STATED GOAL
Set the data down again, exactly as it reads, but without the pictures.

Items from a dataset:
(begin)

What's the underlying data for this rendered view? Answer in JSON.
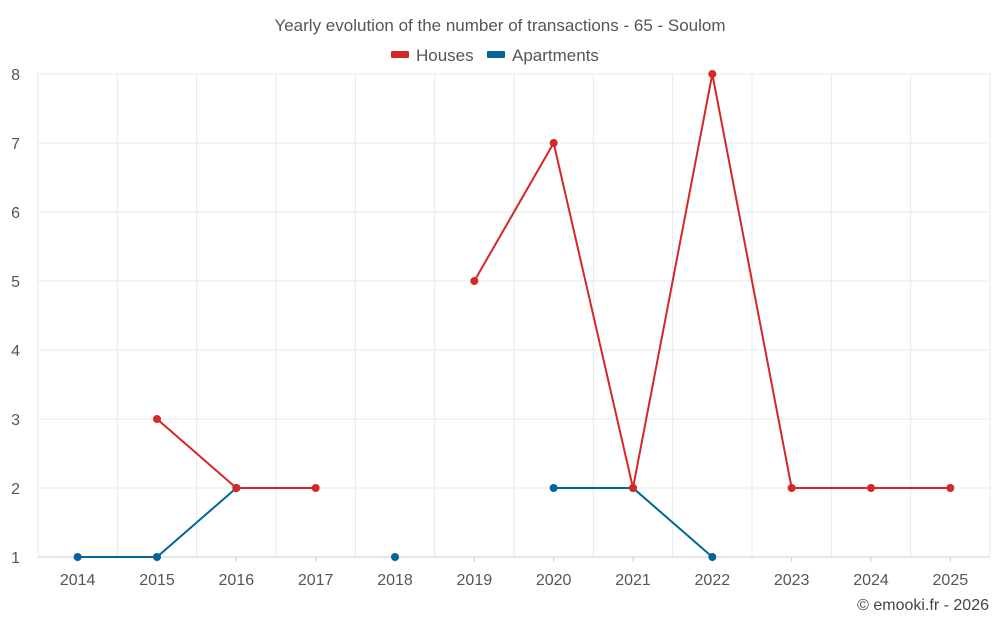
{
  "chart_data": {
    "type": "line",
    "title": "Yearly evolution of the number of transactions - 65 - Soulom",
    "xlabel": "",
    "ylabel": "",
    "categories": [
      "2014",
      "2015",
      "2016",
      "2017",
      "2018",
      "2019",
      "2020",
      "2021",
      "2022",
      "2023",
      "2024",
      "2025"
    ],
    "ylim": [
      1,
      8
    ],
    "yticks": [
      1,
      2,
      3,
      4,
      5,
      6,
      7,
      8
    ],
    "grid": true,
    "legend_position": "top-center",
    "series": [
      {
        "name": "Houses",
        "color": "#d62728",
        "values": [
          null,
          3,
          2,
          2,
          null,
          5,
          7,
          2,
          8,
          2,
          2,
          2
        ]
      },
      {
        "name": "Apartments",
        "color": "#006699",
        "values": [
          1,
          1,
          2,
          null,
          1,
          null,
          2,
          2,
          1,
          null,
          null,
          null
        ]
      }
    ]
  },
  "credit": "© emooki.fr - 2026"
}
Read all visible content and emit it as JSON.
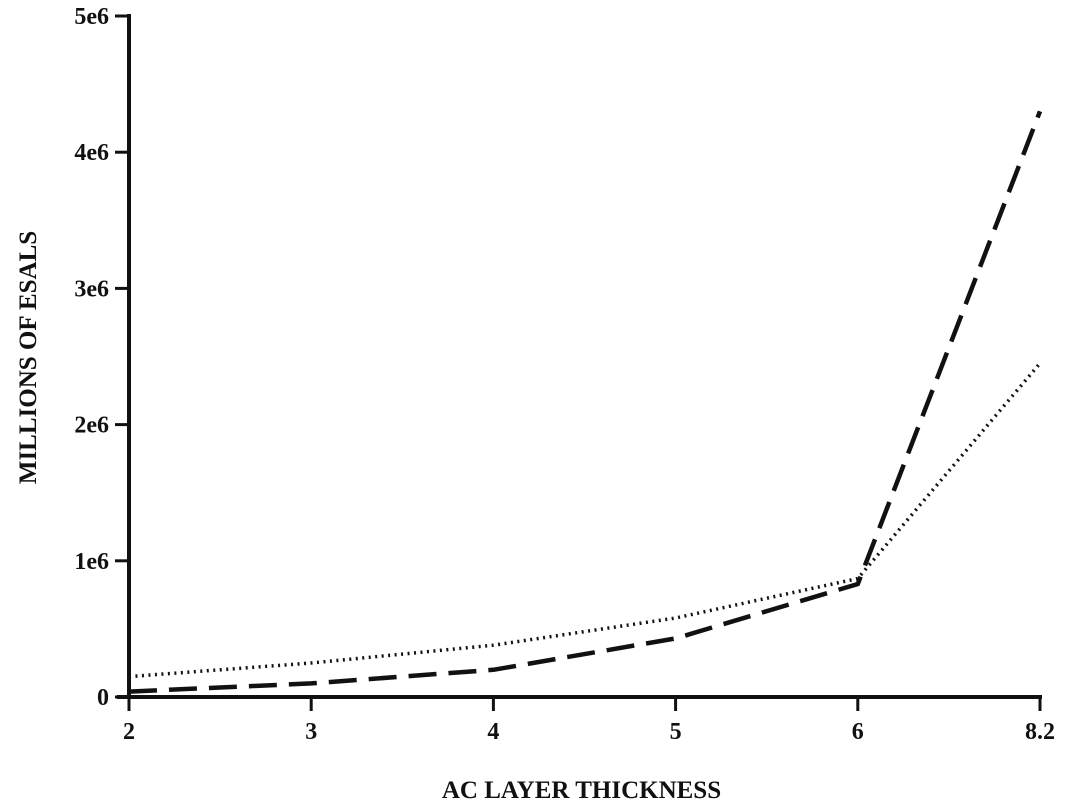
{
  "chart_data": {
    "type": "line",
    "title": "",
    "xlabel": "AC LAYER THICKNESS",
    "ylabel": "MILLIONS OF ESALS",
    "categories": [
      "2",
      "3",
      "4",
      "5",
      "6",
      "8.2"
    ],
    "yticks": [
      {
        "value": 0,
        "label": "0"
      },
      {
        "value": 1000000,
        "label": "1e6"
      },
      {
        "value": 2000000,
        "label": "2e6"
      },
      {
        "value": 3000000,
        "label": "3e6"
      },
      {
        "value": 4000000,
        "label": "4e6"
      },
      {
        "value": 5000000,
        "label": "5e6"
      }
    ],
    "ylim": [
      0,
      5000000
    ],
    "grid": false,
    "legend": "none",
    "series": [
      {
        "style": "dashed",
        "color": "#111111",
        "values": [
          40000,
          100000,
          200000,
          430000,
          830000,
          4300000
        ]
      },
      {
        "style": "dotted",
        "color": "#111111",
        "values": [
          150000,
          250000,
          380000,
          580000,
          870000,
          2450000
        ]
      }
    ]
  }
}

(end)

FINISHED EXERCISE
What's the underlying data for this rendered view? Answer in JSON.
{
  "chart_data": {
    "type": "line",
    "title": "Yearly evolution of the number of transactions - 65 - Soulom",
    "xlabel": "",
    "ylabel": "",
    "categories": [
      "2014",
      "2015",
      "2016",
      "2017",
      "2018",
      "2019",
      "2020",
      "2021",
      "2022",
      "2023",
      "2024",
      "2025"
    ],
    "ylim": [
      1,
      8
    ],
    "yticks": [
      1,
      2,
      3,
      4,
      5,
      6,
      7,
      8
    ],
    "grid": true,
    "legend_position": "top-center",
    "series": [
      {
        "name": "Houses",
        "color": "#d62728",
        "values": [
          null,
          3,
          2,
          2,
          null,
          5,
          7,
          2,
          8,
          2,
          2,
          2
        ]
      },
      {
        "name": "Apartments",
        "color": "#006699",
        "values": [
          1,
          1,
          2,
          null,
          1,
          null,
          2,
          2,
          1,
          null,
          null,
          null
        ]
      }
    ]
  },
  "credit": "© emooki.fr - 2026"
}
Read all visible content and emit it as JSON.
{
  "chart_data": {
    "type": "line",
    "title": "",
    "xlabel": "AC LAYER THICKNESS",
    "ylabel": "MILLIONS OF ESALS",
    "categories": [
      "2",
      "3",
      "4",
      "5",
      "6",
      "8.2"
    ],
    "yticks": [
      {
        "value": 0,
        "label": "0"
      },
      {
        "value": 1000000,
        "label": "1e6"
      },
      {
        "value": 2000000,
        "label": "2e6"
      },
      {
        "value": 3000000,
        "label": "3e6"
      },
      {
        "value": 4000000,
        "label": "4e6"
      },
      {
        "value": 5000000,
        "label": "5e6"
      }
    ],
    "ylim": [
      0,
      5000000
    ],
    "grid": false,
    "legend": "none",
    "series": [
      {
        "style": "dashed",
        "color": "#111111",
        "values": [
          40000,
          100000,
          200000,
          430000,
          830000,
          4300000
        ]
      },
      {
        "style": "dotted",
        "color": "#111111",
        "values": [
          150000,
          250000,
          380000,
          580000,
          870000,
          2450000
        ]
      }
    ]
  }
}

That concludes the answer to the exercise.